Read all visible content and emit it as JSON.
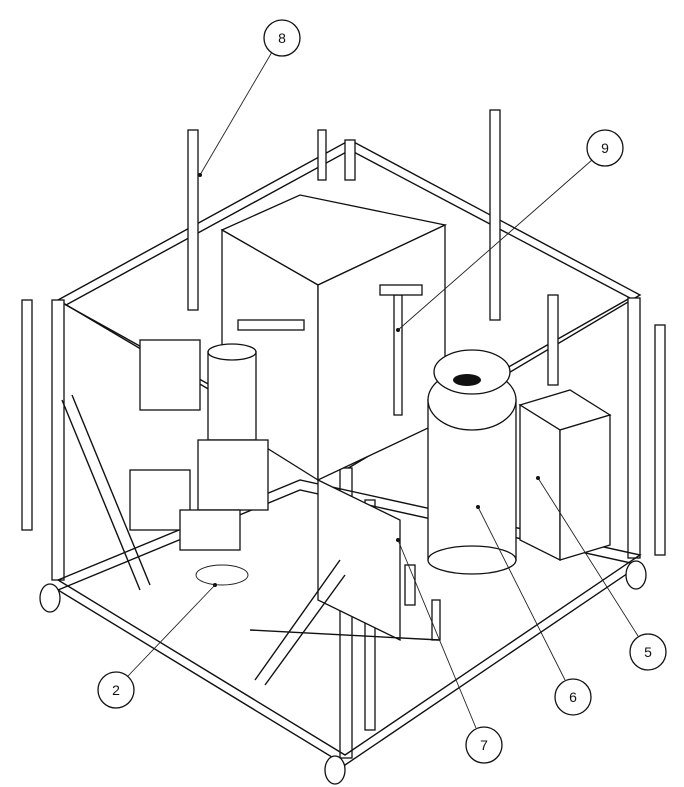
{
  "drawing": {
    "callouts": [
      {
        "label": "8"
      },
      {
        "label": "9"
      },
      {
        "label": "5"
      },
      {
        "label": "6"
      },
      {
        "label": "7"
      },
      {
        "label": "2"
      }
    ]
  }
}
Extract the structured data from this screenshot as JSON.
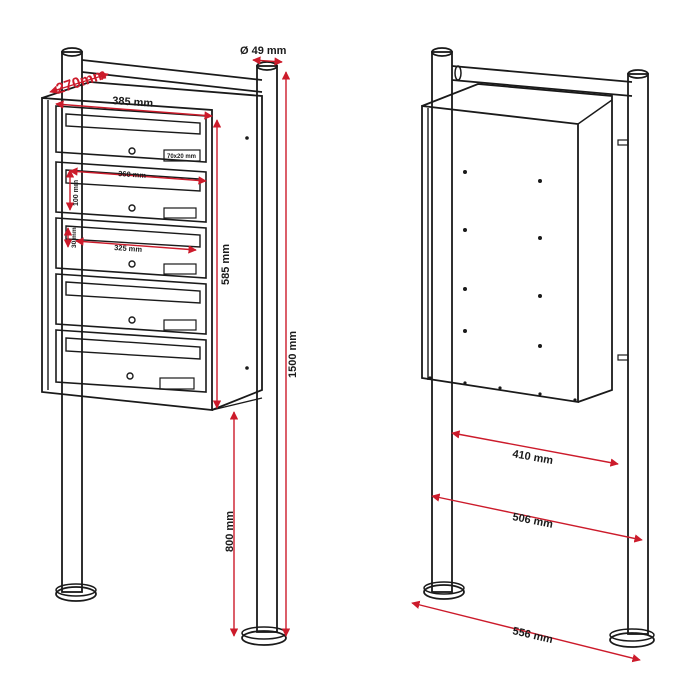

==================================================

Except for the pictures, give all the material above again verbatim.

Read all visible content and emit it as JSON.
{
  "drawing": {
    "callouts": [
      {
        "label": "8"
      },
      {
        "label": "9"
      },
      {
        "label": "5"
      },
      {
        "label": "6"
      },
      {
        "label": "7"
      },
      {
        "label": "2"
      }
    ]
  }
}
Extract the structured data from this screenshot as JSON.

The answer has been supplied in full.